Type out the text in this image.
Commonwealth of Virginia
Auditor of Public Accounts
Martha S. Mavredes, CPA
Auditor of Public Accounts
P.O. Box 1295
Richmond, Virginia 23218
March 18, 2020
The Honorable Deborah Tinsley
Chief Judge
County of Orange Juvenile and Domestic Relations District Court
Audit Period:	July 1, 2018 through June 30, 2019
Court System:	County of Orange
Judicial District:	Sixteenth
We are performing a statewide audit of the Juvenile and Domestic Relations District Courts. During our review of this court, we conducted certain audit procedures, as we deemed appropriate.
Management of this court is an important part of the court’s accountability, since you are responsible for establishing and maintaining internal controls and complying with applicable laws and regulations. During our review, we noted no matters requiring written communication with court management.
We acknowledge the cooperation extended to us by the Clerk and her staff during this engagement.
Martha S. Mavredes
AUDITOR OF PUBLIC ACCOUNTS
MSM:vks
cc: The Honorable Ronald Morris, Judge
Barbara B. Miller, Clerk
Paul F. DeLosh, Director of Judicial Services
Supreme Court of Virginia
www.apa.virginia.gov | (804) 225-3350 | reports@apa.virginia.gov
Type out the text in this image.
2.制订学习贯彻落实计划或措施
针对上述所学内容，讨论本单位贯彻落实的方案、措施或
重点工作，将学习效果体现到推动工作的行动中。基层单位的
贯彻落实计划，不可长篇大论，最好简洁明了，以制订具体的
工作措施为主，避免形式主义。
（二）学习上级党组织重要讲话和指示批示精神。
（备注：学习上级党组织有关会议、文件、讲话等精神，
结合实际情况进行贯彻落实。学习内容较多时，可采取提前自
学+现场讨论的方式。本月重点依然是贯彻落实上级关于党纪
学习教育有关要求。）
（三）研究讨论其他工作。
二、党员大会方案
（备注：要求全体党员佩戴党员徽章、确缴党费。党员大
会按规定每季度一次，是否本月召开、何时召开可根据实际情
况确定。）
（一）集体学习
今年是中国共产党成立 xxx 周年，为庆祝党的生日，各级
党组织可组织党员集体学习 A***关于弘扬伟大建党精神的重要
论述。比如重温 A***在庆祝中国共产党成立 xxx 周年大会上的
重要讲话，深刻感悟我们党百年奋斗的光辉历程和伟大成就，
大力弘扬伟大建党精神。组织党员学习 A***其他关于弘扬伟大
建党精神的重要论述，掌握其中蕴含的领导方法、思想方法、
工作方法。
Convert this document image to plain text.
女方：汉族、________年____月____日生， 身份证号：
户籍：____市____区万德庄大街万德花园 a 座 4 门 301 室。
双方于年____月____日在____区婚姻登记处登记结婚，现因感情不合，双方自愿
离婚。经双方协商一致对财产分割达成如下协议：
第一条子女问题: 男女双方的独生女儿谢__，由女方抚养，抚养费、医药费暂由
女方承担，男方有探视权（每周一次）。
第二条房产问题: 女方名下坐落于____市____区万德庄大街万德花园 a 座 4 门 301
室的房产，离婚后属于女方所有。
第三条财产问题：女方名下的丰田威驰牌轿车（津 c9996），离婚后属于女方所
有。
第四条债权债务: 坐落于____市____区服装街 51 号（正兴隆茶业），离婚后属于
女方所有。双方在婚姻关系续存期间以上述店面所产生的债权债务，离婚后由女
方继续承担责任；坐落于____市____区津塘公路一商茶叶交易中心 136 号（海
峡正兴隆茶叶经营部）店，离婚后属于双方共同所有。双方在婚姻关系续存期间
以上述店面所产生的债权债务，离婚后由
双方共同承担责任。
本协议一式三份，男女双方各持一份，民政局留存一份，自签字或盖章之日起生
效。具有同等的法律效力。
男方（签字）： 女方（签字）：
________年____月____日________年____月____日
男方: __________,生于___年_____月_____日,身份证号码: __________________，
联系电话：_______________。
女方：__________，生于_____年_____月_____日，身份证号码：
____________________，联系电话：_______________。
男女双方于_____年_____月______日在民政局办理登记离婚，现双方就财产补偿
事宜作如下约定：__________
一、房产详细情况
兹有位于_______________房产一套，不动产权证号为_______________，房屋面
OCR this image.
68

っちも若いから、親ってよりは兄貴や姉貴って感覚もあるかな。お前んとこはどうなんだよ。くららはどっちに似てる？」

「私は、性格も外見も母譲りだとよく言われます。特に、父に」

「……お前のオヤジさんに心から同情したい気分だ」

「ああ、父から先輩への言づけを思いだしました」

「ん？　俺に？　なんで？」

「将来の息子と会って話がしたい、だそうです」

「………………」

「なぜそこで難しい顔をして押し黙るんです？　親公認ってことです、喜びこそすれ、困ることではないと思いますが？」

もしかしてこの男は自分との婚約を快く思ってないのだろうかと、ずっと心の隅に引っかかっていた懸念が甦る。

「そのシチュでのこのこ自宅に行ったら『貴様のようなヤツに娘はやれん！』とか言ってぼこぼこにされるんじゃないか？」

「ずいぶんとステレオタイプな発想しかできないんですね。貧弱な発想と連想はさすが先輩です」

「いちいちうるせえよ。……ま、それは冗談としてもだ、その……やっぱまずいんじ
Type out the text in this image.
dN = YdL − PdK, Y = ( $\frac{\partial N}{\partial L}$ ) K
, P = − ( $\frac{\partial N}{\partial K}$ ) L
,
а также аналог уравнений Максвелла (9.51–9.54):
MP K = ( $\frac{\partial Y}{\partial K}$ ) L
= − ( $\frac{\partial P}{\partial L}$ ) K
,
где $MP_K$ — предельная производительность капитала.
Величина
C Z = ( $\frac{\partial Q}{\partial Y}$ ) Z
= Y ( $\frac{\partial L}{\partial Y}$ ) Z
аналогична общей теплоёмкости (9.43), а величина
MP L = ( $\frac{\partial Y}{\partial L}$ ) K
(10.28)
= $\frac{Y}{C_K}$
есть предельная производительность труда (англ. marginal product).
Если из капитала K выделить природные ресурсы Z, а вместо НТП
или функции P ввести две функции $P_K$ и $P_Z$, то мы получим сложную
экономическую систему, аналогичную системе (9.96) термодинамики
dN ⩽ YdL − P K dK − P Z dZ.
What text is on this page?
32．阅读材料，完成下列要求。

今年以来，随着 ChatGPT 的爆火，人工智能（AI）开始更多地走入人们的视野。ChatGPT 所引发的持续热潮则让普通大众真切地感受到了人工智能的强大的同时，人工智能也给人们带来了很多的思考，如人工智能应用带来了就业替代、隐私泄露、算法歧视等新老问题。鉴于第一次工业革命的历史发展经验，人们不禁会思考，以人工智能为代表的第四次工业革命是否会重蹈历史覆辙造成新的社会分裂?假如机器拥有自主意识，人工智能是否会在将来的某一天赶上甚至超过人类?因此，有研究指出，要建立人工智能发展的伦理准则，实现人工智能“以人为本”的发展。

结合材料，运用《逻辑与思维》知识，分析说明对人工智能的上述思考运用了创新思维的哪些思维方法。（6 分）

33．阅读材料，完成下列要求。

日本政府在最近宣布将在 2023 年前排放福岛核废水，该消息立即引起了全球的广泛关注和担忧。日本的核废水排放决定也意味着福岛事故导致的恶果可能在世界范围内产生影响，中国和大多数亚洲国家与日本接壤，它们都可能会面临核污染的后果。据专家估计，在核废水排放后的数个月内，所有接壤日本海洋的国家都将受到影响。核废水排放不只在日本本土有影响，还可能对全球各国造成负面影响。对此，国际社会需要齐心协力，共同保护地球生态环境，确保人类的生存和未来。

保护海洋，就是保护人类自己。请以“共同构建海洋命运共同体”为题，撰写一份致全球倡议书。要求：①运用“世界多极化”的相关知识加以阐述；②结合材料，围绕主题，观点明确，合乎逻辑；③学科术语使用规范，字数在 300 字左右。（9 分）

····················

» **Given request**:
Locate the line that contains "What text is on this page?". Repeat it and every line after it, up to and including the final line, exactly.

» **Completed exercise**:
What text is on this page?
32．阅读材料，完成下列要求。

今年以来，随着 ChatGPT 的爆火，人工智能（AI）开始更多地走入人们的视野。ChatGPT 所引发的持续热潮则让普通大众真切地感受到了人工智能的强大的同时，人工智能也给人们带来了很多的思考，如人工智能应用带来了就业替代、隐私泄露、算法歧视等新老问题。鉴于第一次工业革命的历史发展经验，人们不禁会思考，以人工智能为代表的第四次工业革命是否会重蹈历史覆辙造成新的社会分裂?假如机器拥有自主意识，人工智能是否会在将来的某一天赶上甚至超过人类?因此，有研究指出，要建立人工智能发展的伦理准则，实现人工智能“以人为本”的发展。

结合材料，运用《逻辑与思维》知识，分析说明对人工智能的上述思考运用了创新思维的哪些思维方法。（6 分）

33．阅读材料，完成下列要求。

日本政府在最近宣布将在 2023 年前排放福岛核废水，该消息立即引起了全球的广泛关注和担忧。日本的核废水排放决定也意味着福岛事故导致的恶果可能在世界范围内产生影响，中国和大多数亚洲国家与日本接壤，它们都可能会面临核污染的后果。据专家估计，在核废水排放后的数个月内，所有接壤日本海洋的国家都将受到影响。核废水排放不只在日本本土有影响，还可能对全球各国造成负面影响。对此，国际社会需要齐心协力，共同保护地球生态环境，确保人类的生存和未来。

保护海洋，就是保护人类自己。请以“共同构建海洋命运共同体”为题，撰写一份致全球倡议书。要求：①运用“世界多极化”的相关知识加以阐述；②结合材料，围绕主题，观点明确，合乎逻辑；③学科术语使用规范，字数在 300 字左右。（9 分）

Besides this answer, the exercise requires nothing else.